Written problem: Pick out every line with the word "email" and copy it.

Exercise material:
----------

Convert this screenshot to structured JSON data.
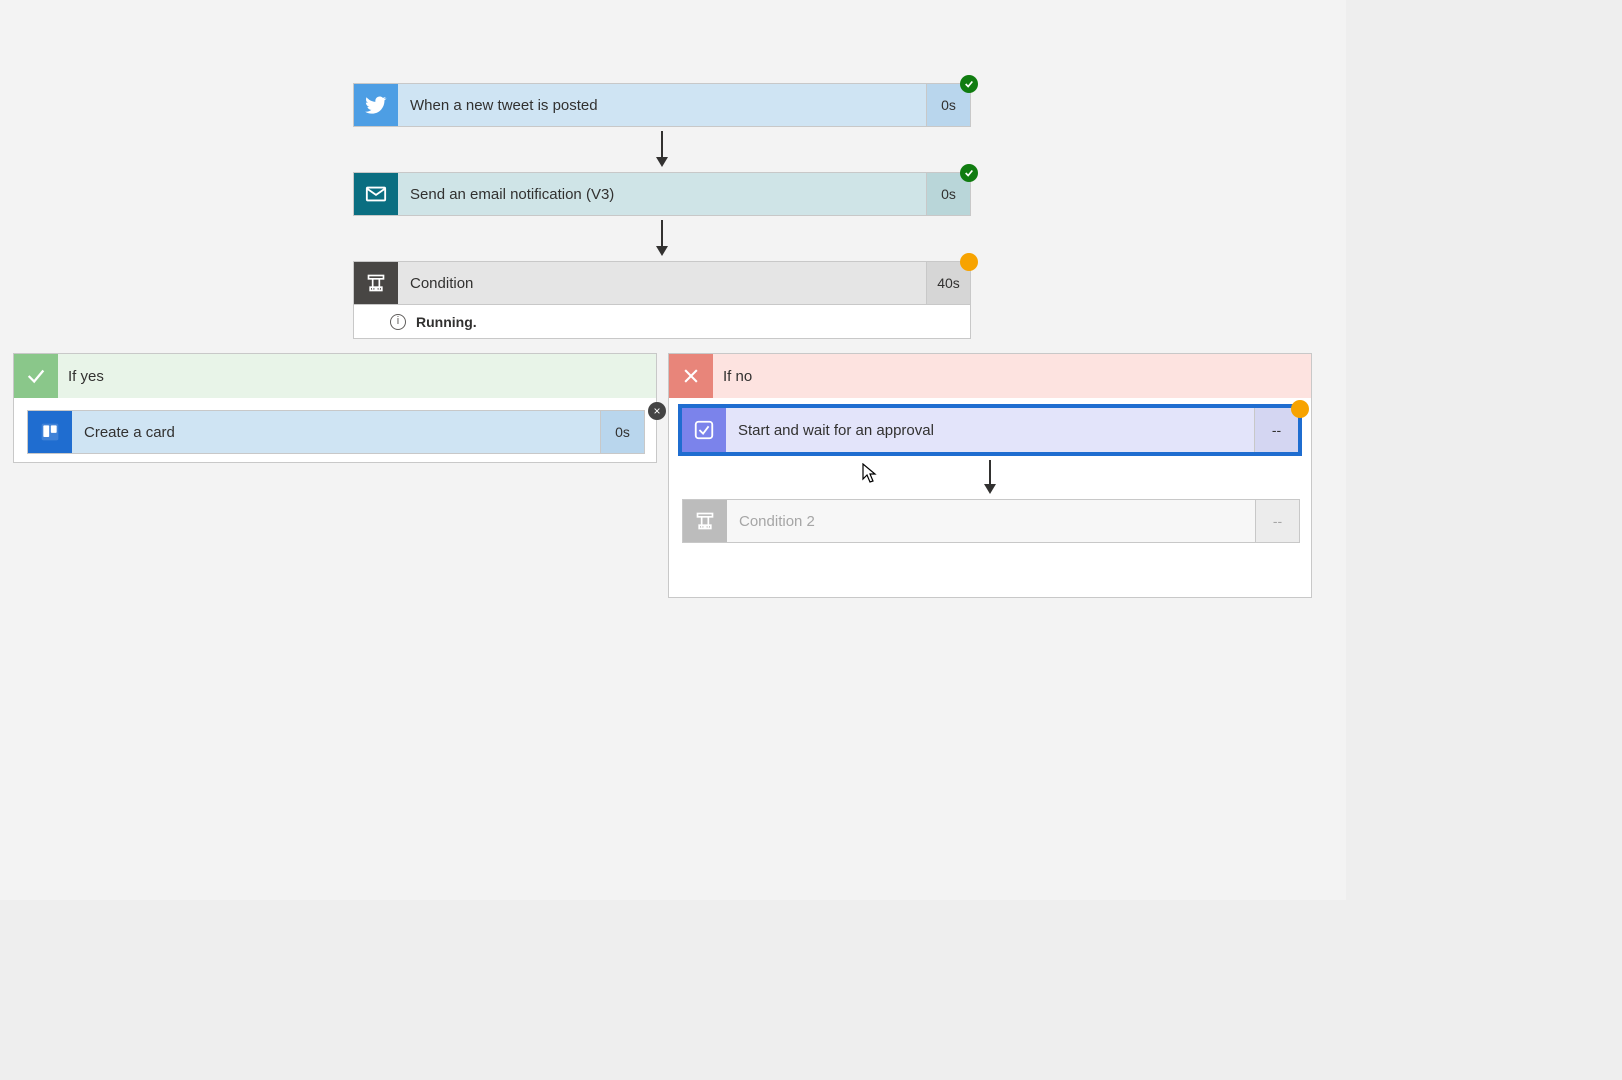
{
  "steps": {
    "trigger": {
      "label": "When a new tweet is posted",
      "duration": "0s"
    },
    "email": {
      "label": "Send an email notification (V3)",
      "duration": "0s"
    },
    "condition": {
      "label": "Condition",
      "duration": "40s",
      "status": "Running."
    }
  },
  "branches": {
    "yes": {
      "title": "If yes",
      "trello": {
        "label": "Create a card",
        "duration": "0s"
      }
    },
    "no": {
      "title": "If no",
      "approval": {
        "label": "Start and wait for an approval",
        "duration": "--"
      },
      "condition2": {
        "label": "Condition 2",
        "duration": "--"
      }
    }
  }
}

----------

Answer for this exercise:
    "email": {
      "label": "Send an email notification (V3)",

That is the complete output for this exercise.